TO BE DONE » Print each of the following items line for line, with no changes.

BEGIN DATA SECTION

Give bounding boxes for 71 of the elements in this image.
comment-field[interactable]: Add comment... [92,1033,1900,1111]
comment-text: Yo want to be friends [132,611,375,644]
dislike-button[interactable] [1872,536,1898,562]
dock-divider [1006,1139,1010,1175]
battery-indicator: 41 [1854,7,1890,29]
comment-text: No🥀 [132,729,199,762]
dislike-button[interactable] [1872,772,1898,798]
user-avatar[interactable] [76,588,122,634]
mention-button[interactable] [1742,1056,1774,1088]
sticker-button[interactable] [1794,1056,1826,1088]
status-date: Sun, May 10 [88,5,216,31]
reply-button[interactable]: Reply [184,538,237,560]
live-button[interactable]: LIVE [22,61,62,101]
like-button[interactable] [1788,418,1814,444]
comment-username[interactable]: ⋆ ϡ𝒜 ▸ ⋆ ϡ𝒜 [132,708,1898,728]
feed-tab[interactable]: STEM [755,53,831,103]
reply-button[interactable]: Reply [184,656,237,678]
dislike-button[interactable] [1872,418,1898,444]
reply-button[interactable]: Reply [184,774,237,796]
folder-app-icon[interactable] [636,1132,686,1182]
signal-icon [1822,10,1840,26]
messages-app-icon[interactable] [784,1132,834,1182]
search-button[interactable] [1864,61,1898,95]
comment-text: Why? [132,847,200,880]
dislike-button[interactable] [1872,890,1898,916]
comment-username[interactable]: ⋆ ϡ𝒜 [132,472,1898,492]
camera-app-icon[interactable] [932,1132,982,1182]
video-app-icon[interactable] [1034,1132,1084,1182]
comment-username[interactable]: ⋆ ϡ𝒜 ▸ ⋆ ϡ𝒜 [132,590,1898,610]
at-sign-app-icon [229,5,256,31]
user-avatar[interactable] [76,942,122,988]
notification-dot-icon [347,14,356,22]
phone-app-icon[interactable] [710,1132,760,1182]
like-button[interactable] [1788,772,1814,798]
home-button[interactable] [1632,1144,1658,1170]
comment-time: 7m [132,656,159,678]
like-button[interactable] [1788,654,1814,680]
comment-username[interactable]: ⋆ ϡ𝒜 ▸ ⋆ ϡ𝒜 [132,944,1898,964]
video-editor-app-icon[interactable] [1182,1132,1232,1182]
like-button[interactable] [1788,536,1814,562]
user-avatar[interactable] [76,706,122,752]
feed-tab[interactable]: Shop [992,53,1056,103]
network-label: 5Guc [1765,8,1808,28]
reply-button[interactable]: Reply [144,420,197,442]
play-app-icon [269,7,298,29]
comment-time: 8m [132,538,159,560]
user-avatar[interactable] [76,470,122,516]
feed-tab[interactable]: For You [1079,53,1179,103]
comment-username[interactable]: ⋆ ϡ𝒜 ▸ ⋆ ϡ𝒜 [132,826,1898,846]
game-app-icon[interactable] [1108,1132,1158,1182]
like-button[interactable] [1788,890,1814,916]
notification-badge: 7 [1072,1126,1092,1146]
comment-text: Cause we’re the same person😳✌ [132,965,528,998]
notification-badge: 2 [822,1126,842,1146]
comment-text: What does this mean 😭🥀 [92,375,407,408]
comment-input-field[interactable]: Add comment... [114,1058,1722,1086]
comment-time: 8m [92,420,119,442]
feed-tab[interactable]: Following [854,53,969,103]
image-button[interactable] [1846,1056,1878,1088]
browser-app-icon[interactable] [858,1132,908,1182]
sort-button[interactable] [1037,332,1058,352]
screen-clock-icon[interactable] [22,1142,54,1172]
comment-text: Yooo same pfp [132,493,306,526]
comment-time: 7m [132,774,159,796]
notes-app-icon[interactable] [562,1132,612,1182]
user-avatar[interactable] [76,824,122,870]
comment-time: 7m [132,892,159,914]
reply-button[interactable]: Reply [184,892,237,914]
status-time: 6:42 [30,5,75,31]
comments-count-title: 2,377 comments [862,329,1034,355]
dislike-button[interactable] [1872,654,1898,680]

END DATA SECTION

ANSWER BELOW »
Give bounding boxes for 71 of the elements in this image.
comment-field[interactable]: Add comment... [92,1033,1900,1111]
comment-text: Yo want to be friends [132,611,375,644]
dislike-button[interactable] [1872,536,1898,562]
dock-divider [1006,1139,1010,1175]
battery-indicator: 41 [1854,7,1890,29]
comment-text: No🥀 [132,729,199,762]
dislike-button[interactable] [1872,772,1898,798]
user-avatar[interactable] [76,588,122,634]
mention-button[interactable] [1742,1056,1774,1088]
sticker-button[interactable] [1794,1056,1826,1088]
status-date: Sun, May 10 [88,5,216,31]
reply-button[interactable]: Reply [184,538,237,560]
live-button[interactable]: LIVE [22,61,62,101]
like-button[interactable] [1788,418,1814,444]
comment-username[interactable]: ⋆ ϡ𝒜 ▸ ⋆ ϡ𝒜 [132,708,1898,728]
feed-tab[interactable]: STEM [755,53,831,103]
reply-button[interactable]: Reply [184,656,237,678]
dislike-button[interactable] [1872,418,1898,444]
reply-button[interactable]: Reply [184,774,237,796]
folder-app-icon[interactable] [636,1132,686,1182]
signal-icon [1822,10,1840,26]
messages-app-icon[interactable] [784,1132,834,1182]
search-button[interactable] [1864,61,1898,95]
comment-text: Why? [132,847,200,880]
dislike-button[interactable] [1872,890,1898,916]
comment-username[interactable]: ⋆ ϡ𝒜 [132,472,1898,492]
camera-app-icon[interactable] [932,1132,982,1182]
video-app-icon[interactable] [1034,1132,1084,1182]
comment-username[interactable]: ⋆ ϡ𝒜 ▸ ⋆ ϡ𝒜 [132,590,1898,610]
at-sign-app-icon [229,5,256,31]
user-avatar[interactable] [76,942,122,988]
notification-dot-icon [347,14,356,22]
phone-app-icon[interactable] [710,1132,760,1182]
like-button[interactable] [1788,772,1814,798]
home-button[interactable] [1632,1144,1658,1170]
comment-time: 7m [132,656,159,678]
like-button[interactable] [1788,654,1814,680]
comment-username[interactable]: ⋆ ϡ𝒜 ▸ ⋆ ϡ𝒜 [132,944,1898,964]
video-editor-app-icon[interactable] [1182,1132,1232,1182]
like-button[interactable] [1788,536,1814,562]
user-avatar[interactable] [76,706,122,752]
feed-tab[interactable]: Shop [992,53,1056,103]
network-label: 5Guc [1765,8,1808,28]
reply-button[interactable]: Reply [144,420,197,442]
play-app-icon [269,7,298,29]
comment-time: 8m [132,538,159,560]
user-avatar[interactable] [76,470,122,516]
feed-tab[interactable]: For You [1079,53,1179,103]
comment-username[interactable]: ⋆ ϡ𝒜 ▸ ⋆ ϡ𝒜 [132,826,1898,846]
game-app-icon[interactable] [1108,1132,1158,1182]
like-button[interactable] [1788,890,1814,916]
notification-badge: 7 [1072,1126,1092,1146]
comment-text: Cause we’re the same person😳✌ [132,965,528,998]
notification-badge: 2 [822,1126,842,1146]
comment-text: What does this mean 😭🥀 [92,375,407,408]
comment-input-field[interactable]: Add comment... [114,1058,1722,1086]
comment-time: 8m [92,420,119,442]
feed-tab[interactable]: Following [854,53,969,103]
image-button[interactable] [1846,1056,1878,1088]
browser-app-icon[interactable] [858,1132,908,1182]
sort-button[interactable] [1037,332,1058,352]
screen-clock-icon[interactable] [22,1142,54,1172]
comment-text: Yooo same pfp [132,493,306,526]
comment-time: 7m [132,774,159,796]
notes-app-icon[interactable] [562,1132,612,1182]
user-avatar[interactable] [76,824,122,870]
comment-time: 7m [132,892,159,914]
reply-button[interactable]: Reply [184,892,237,914]
status-time: 6:42 [30,5,75,31]
comments-count-title: 2,377 comments [862,329,1034,355]
dislike-button[interactable] [1872,654,1898,680]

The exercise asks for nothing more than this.